### [INSTRUCTION]
Keep the pictures out of the copy and repeat the records exactly.

(Items listed in a dataset)

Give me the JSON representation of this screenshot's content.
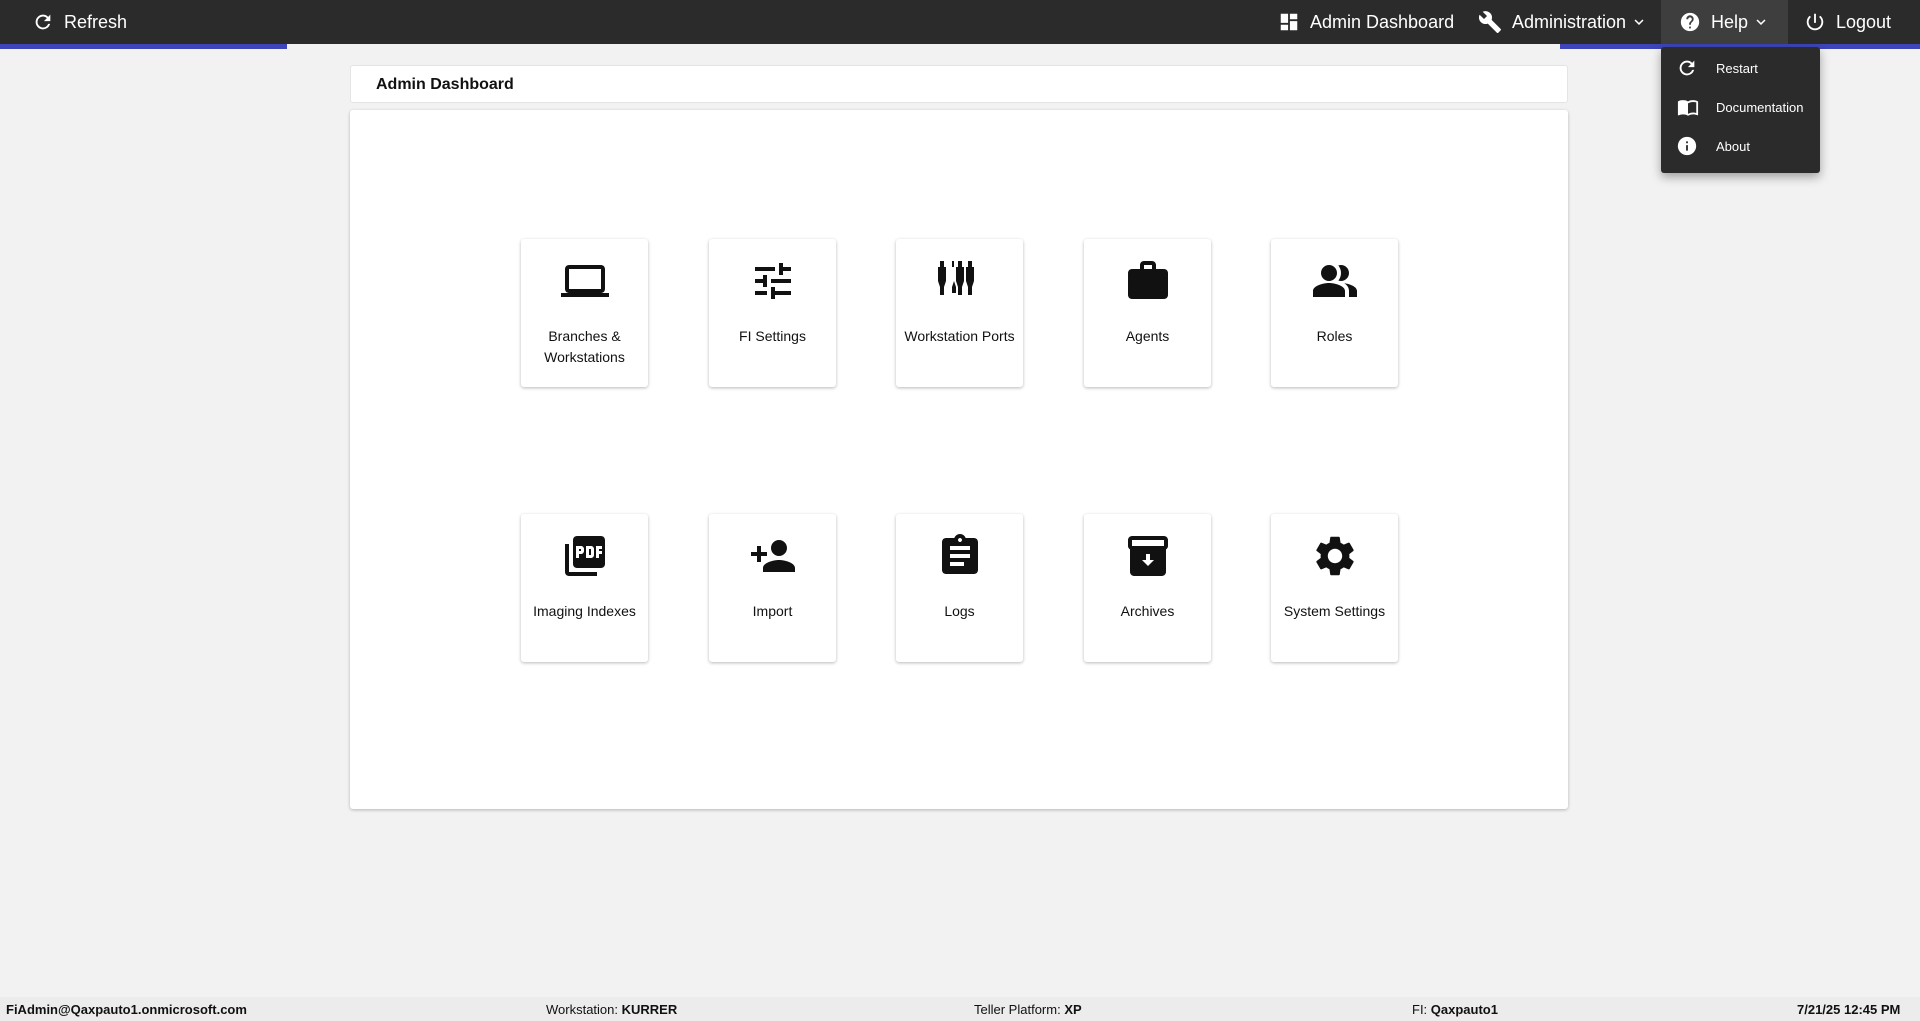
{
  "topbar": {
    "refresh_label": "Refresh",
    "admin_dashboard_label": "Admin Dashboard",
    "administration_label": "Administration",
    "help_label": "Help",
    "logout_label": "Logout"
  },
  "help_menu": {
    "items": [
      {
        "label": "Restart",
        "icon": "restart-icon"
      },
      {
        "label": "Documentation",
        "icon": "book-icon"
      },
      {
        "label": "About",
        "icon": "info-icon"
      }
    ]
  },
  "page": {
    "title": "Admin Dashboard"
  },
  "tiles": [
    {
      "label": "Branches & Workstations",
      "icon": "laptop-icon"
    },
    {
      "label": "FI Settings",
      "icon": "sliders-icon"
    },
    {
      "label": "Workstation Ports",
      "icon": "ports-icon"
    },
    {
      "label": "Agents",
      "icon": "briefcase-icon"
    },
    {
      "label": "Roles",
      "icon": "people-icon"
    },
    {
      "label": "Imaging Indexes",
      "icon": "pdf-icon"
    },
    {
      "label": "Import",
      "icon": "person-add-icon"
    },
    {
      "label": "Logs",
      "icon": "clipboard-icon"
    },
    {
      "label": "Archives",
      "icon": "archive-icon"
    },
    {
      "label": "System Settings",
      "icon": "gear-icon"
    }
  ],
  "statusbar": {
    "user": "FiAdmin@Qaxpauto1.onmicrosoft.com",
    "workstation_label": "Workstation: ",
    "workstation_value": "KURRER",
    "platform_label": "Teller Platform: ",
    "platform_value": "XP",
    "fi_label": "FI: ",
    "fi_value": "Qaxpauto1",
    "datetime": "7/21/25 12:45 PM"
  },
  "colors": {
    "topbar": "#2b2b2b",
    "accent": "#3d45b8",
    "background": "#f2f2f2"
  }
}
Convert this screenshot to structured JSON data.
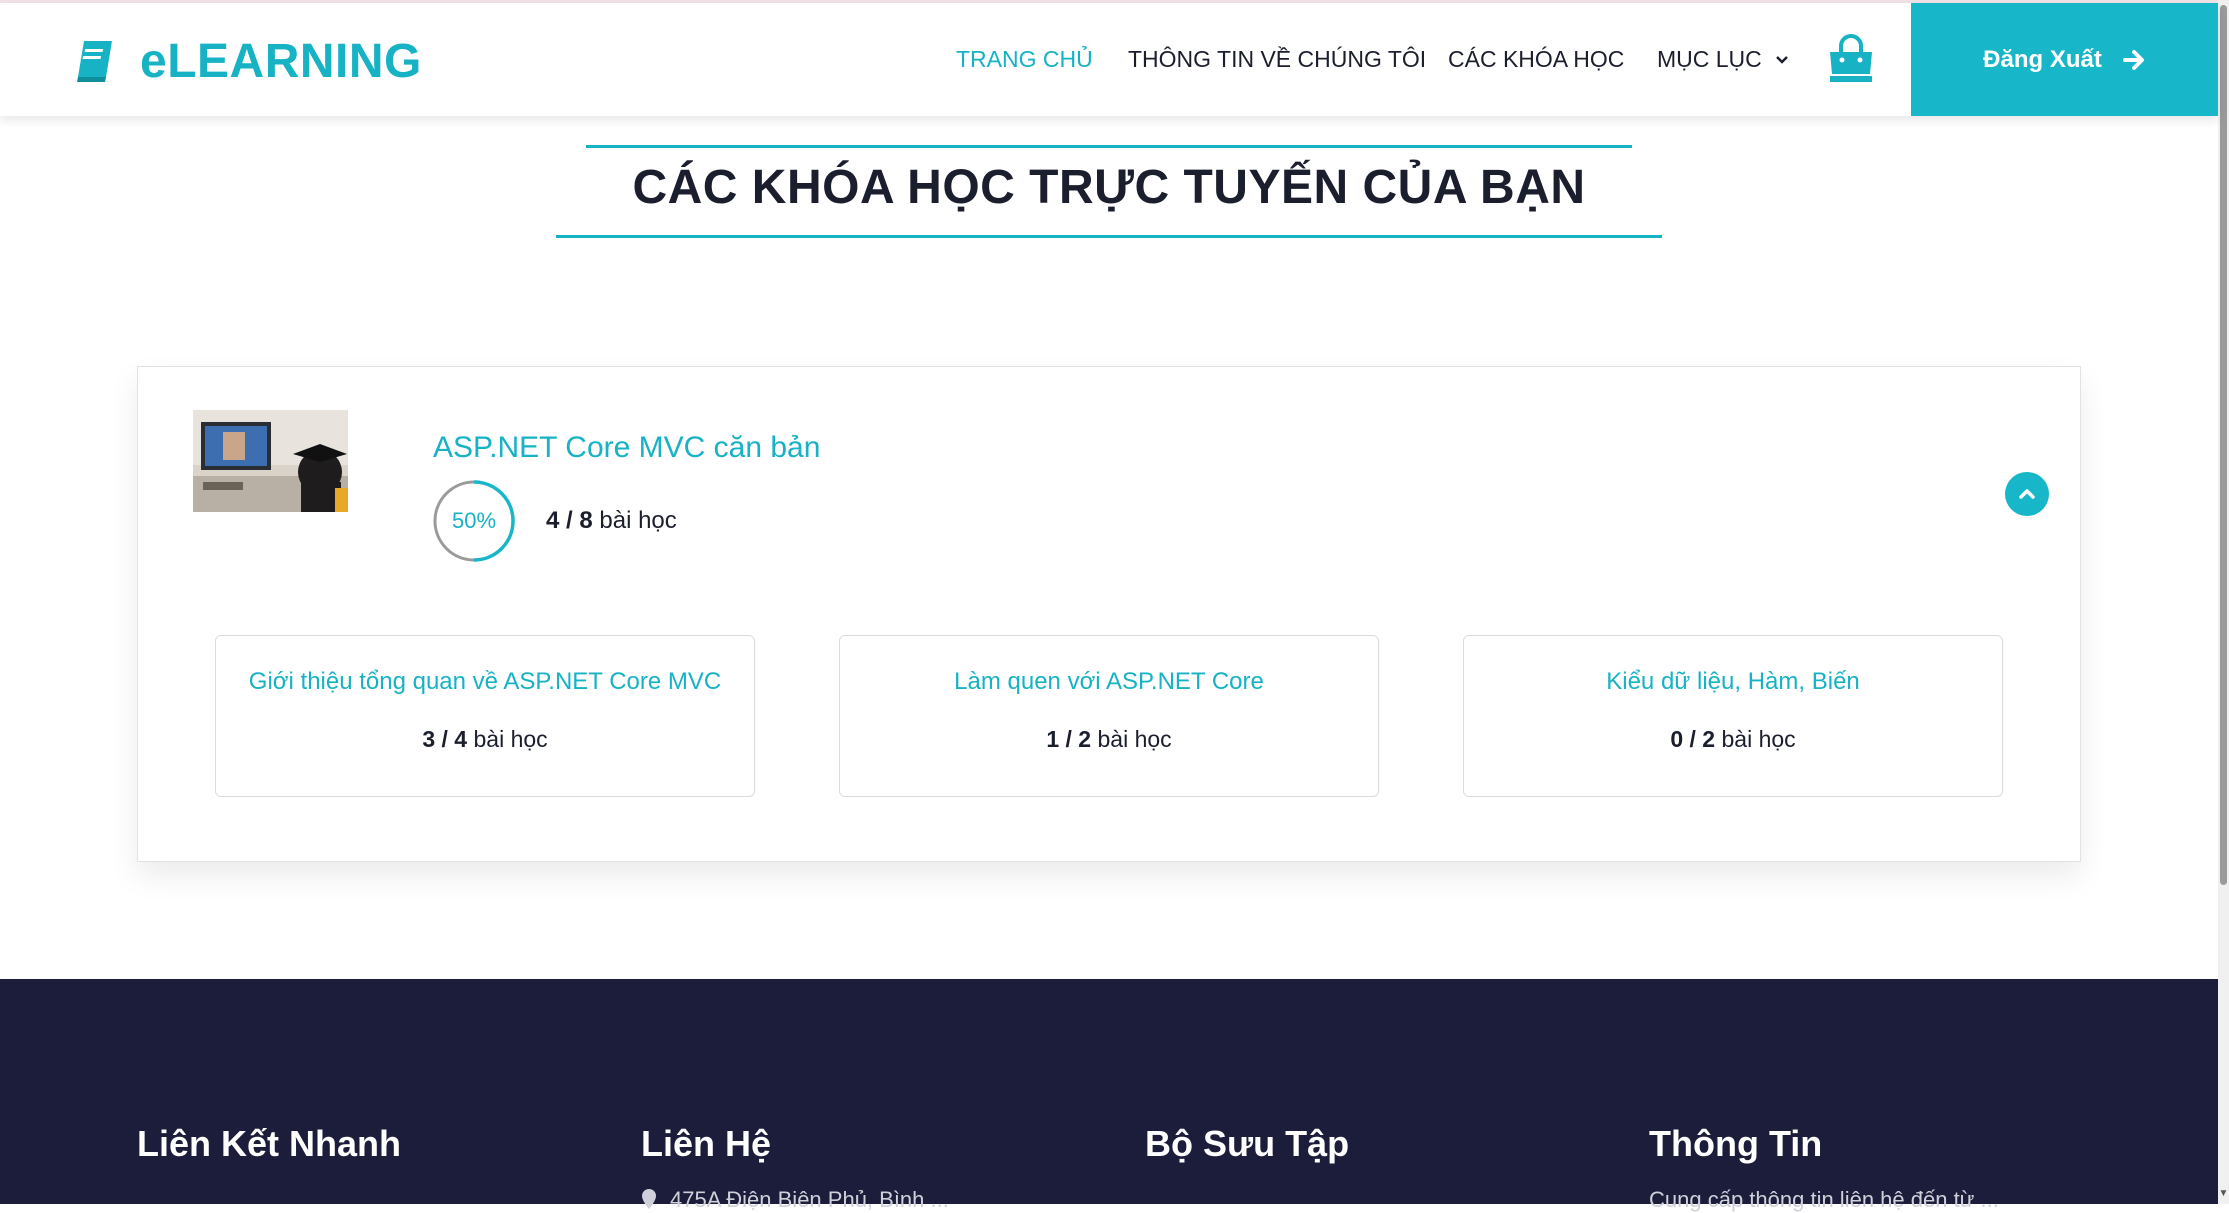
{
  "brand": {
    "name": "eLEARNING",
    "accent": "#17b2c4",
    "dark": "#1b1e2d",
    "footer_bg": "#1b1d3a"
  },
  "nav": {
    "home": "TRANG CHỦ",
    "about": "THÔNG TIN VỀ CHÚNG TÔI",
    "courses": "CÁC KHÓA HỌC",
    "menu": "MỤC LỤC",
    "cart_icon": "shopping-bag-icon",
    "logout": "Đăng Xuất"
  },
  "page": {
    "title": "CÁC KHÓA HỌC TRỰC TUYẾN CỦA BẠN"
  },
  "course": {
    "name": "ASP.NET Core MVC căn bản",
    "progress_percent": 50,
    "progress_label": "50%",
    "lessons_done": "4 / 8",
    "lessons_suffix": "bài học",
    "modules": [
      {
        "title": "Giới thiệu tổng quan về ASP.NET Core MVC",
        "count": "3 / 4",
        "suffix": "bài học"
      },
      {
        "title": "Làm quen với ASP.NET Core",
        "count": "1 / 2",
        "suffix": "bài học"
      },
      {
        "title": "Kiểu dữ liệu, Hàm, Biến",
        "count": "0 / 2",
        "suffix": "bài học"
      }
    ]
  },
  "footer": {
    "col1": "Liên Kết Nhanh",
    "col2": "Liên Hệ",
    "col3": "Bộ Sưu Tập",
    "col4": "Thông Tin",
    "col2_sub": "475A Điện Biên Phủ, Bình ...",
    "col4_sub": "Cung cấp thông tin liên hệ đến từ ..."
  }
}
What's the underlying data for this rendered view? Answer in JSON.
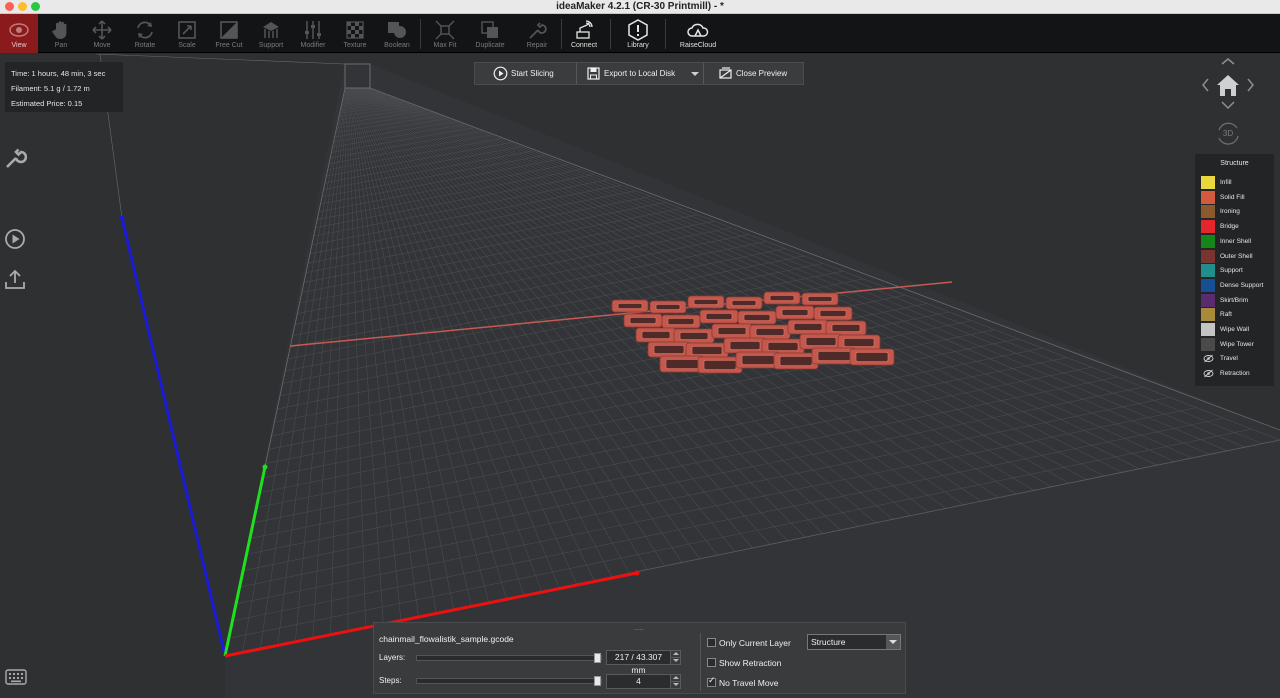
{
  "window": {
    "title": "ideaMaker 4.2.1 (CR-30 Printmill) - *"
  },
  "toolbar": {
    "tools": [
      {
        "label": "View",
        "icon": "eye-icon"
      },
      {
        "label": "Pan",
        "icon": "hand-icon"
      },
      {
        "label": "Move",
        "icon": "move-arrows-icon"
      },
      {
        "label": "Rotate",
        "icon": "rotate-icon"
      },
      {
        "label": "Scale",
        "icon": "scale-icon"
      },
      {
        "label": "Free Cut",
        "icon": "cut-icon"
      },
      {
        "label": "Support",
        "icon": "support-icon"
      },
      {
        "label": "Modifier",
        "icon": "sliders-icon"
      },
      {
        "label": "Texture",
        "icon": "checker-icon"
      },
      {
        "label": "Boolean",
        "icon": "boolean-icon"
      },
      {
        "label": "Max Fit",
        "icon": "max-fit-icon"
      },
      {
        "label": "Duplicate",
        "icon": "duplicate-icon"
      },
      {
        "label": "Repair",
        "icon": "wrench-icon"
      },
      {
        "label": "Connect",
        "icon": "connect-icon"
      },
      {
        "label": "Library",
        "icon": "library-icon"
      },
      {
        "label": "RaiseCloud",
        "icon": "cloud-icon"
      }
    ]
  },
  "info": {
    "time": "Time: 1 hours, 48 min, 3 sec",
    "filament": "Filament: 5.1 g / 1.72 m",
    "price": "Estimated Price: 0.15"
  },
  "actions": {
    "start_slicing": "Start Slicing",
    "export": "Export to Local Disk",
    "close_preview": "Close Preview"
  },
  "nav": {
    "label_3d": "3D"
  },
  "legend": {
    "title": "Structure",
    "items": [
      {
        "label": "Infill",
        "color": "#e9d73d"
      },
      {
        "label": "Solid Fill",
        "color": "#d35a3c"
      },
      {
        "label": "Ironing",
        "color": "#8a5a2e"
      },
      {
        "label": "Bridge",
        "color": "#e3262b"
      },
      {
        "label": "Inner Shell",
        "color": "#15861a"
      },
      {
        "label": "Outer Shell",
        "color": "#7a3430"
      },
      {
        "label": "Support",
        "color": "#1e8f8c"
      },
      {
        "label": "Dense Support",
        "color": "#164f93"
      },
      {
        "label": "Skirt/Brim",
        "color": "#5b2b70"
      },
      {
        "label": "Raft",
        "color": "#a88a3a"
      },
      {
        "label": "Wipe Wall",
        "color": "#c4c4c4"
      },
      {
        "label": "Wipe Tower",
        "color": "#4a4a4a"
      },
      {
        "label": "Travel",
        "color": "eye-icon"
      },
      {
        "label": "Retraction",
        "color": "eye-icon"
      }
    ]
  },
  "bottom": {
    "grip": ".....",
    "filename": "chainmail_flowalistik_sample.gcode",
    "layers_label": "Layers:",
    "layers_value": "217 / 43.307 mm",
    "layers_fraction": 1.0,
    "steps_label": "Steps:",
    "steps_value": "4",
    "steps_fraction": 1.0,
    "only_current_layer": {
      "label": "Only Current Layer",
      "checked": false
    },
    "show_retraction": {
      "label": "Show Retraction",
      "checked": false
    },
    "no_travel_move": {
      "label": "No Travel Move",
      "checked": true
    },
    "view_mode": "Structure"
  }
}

### [EXERCISE RESPONSE]
Give me the JSON representation of this screenshot's content.
{
  "topbar": {
    "refresh_label": "Refresh",
    "admin_dashboard_label": "Admin Dashboard",
    "administration_label": "Administration",
    "help_label": "Help",
    "logout_label": "Logout"
  },
  "help_menu": {
    "items": [
      {
        "label": "Restart",
        "icon": "restart-icon"
      },
      {
        "label": "Documentation",
        "icon": "book-icon"
      },
      {
        "label": "About",
        "icon": "info-icon"
      }
    ]
  },
  "page": {
    "title": "Admin Dashboard"
  },
  "tiles": [
    {
      "label": "Branches & Workstations",
      "icon": "laptop-icon"
    },
    {
      "label": "FI Settings",
      "icon": "sliders-icon"
    },
    {
      "label": "Workstation Ports",
      "icon": "ports-icon"
    },
    {
      "label": "Agents",
      "icon": "briefcase-icon"
    },
    {
      "label": "Roles",
      "icon": "people-icon"
    },
    {
      "label": "Imaging Indexes",
      "icon": "pdf-icon"
    },
    {
      "label": "Import",
      "icon": "person-add-icon"
    },
    {
      "label": "Logs",
      "icon": "clipboard-icon"
    },
    {
      "label": "Archives",
      "icon": "archive-icon"
    },
    {
      "label": "System Settings",
      "icon": "gear-icon"
    }
  ],
  "statusbar": {
    "user": "FiAdmin@Qaxpauto1.onmicrosoft.com",
    "workstation_label": "Workstation: ",
    "workstation_value": "KURRER",
    "platform_label": "Teller Platform: ",
    "platform_value": "XP",
    "fi_label": "FI: ",
    "fi_value": "Qaxpauto1",
    "datetime": "7/21/25 12:45 PM"
  },
  "colors": {
    "topbar": "#2b2b2b",
    "accent": "#3d45b8",
    "background": "#f2f2f2"
  }
}
Convert this screenshot to structured JSON data.
{
  "brand": {
    "name": "eLEARNING",
    "accent": "#17b2c4",
    "dark": "#1b1e2d",
    "footer_bg": "#1b1d3a"
  },
  "nav": {
    "home": "TRANG CHỦ",
    "about": "THÔNG TIN VỀ CHÚNG TÔI",
    "courses": "CÁC KHÓA HỌC",
    "menu": "MỤC LỤC",
    "cart_icon": "shopping-bag-icon",
    "logout": "Đăng Xuất"
  },
  "page": {
    "title": "CÁC KHÓA HỌC TRỰC TUYẾN CỦA BẠN"
  },
  "course": {
    "name": "ASP.NET Core MVC căn bản",
    "progress_percent": 50,
    "progress_label": "50%",
    "lessons_done": "4 / 8",
    "lessons_suffix": "bài học",
    "modules": [
      {
        "title": "Giới thiệu tổng quan về ASP.NET Core MVC",
        "count": "3 / 4",
        "suffix": "bài học"
      },
      {
        "title": "Làm quen với ASP.NET Core",
        "count": "1 / 2",
        "suffix": "bài học"
      },
      {
        "title": "Kiểu dữ liệu, Hàm, Biến",
        "count": "0 / 2",
        "suffix": "bài học"
      }
    ]
  },
  "footer": {
    "col1": "Liên Kết Nhanh",
    "col2": "Liên Hệ",
    "col3": "Bộ Sưu Tập",
    "col4": "Thông Tin",
    "col2_sub": "475A Điện Biên Phủ, Bình ...",
    "col4_sub": "Cung cấp thông tin liên hệ đến từ ..."
  }
}
What's the underlying data for this rendered view? Answer in JSON.
{
  "window": {
    "title": "ideaMaker 4.2.1 (CR-30 Printmill) - *"
  },
  "toolbar": {
    "tools": [
      {
        "label": "View",
        "icon": "eye-icon"
      },
      {
        "label": "Pan",
        "icon": "hand-icon"
      },
      {
        "label": "Move",
        "icon": "move-arrows-icon"
      },
      {
        "label": "Rotate",
        "icon": "rotate-icon"
      },
      {
        "label": "Scale",
        "icon": "scale-icon"
      },
      {
        "label": "Free Cut",
        "icon": "cut-icon"
      },
      {
        "label": "Support",
        "icon": "support-icon"
      },
      {
        "label": "Modifier",
        "icon": "sliders-icon"
      },
      {
        "label": "Texture",
        "icon": "checker-icon"
      },
      {
        "label": "Boolean",
        "icon": "boolean-icon"
      },
      {
        "label": "Max Fit",
        "icon": "max-fit-icon"
      },
      {
        "label": "Duplicate",
        "icon": "duplicate-icon"
      },
      {
        "label": "Repair",
        "icon": "wrench-icon"
      },
      {
        "label": "Connect",
        "icon": "connect-icon"
      },
      {
        "label": "Library",
        "icon": "library-icon"
      },
      {
        "label": "RaiseCloud",
        "icon": "cloud-icon"
      }
    ]
  },
  "info": {
    "time": "Time: 1 hours, 48 min, 3 sec",
    "filament": "Filament: 5.1 g / 1.72 m",
    "price": "Estimated Price: 0.15"
  },
  "actions": {
    "start_slicing": "Start Slicing",
    "export": "Export to Local Disk",
    "close_preview": "Close Preview"
  },
  "nav": {
    "label_3d": "3D"
  },
  "legend": {
    "title": "Structure",
    "items": [
      {
        "label": "Infill",
        "color": "#e9d73d"
      },
      {
        "label": "Solid Fill",
        "color": "#d35a3c"
      },
      {
        "label": "Ironing",
        "color": "#8a5a2e"
      },
      {
        "label": "Bridge",
        "color": "#e3262b"
      },
      {
        "label": "Inner Shell",
        "color": "#15861a"
      },
      {
        "label": "Outer Shell",
        "color": "#7a3430"
      },
      {
        "label": "Support",
        "color": "#1e8f8c"
      },
      {
        "label": "Dense Support",
        "color": "#164f93"
      },
      {
        "label": "Skirt/Brim",
        "color": "#5b2b70"
      },
      {
        "label": "Raft",
        "color": "#a88a3a"
      },
      {
        "label": "Wipe Wall",
        "color": "#c4c4c4"
      },
      {
        "label": "Wipe Tower",
        "color": "#4a4a4a"
      },
      {
        "label": "Travel",
        "color": "eye-icon"
      },
      {
        "label": "Retraction",
        "color": "eye-icon"
      }
    ]
  },
  "bottom": {
    "grip": ".....",
    "filename": "chainmail_flowalistik_sample.gcode",
    "layers_label": "Layers:",
    "layers_value": "217 / 43.307 mm",
    "layers_fraction": 1.0,
    "steps_label": "Steps:",
    "steps_value": "4",
    "steps_fraction": 1.0,
    "only_current_layer": {
      "label": "Only Current Layer",
      "checked": false
    },
    "show_retraction": {
      "label": "Show Retraction",
      "checked": false
    },
    "no_travel_move": {
      "label": "No Travel Move",
      "checked": true
    },
    "view_mode": "Structure"
  }
}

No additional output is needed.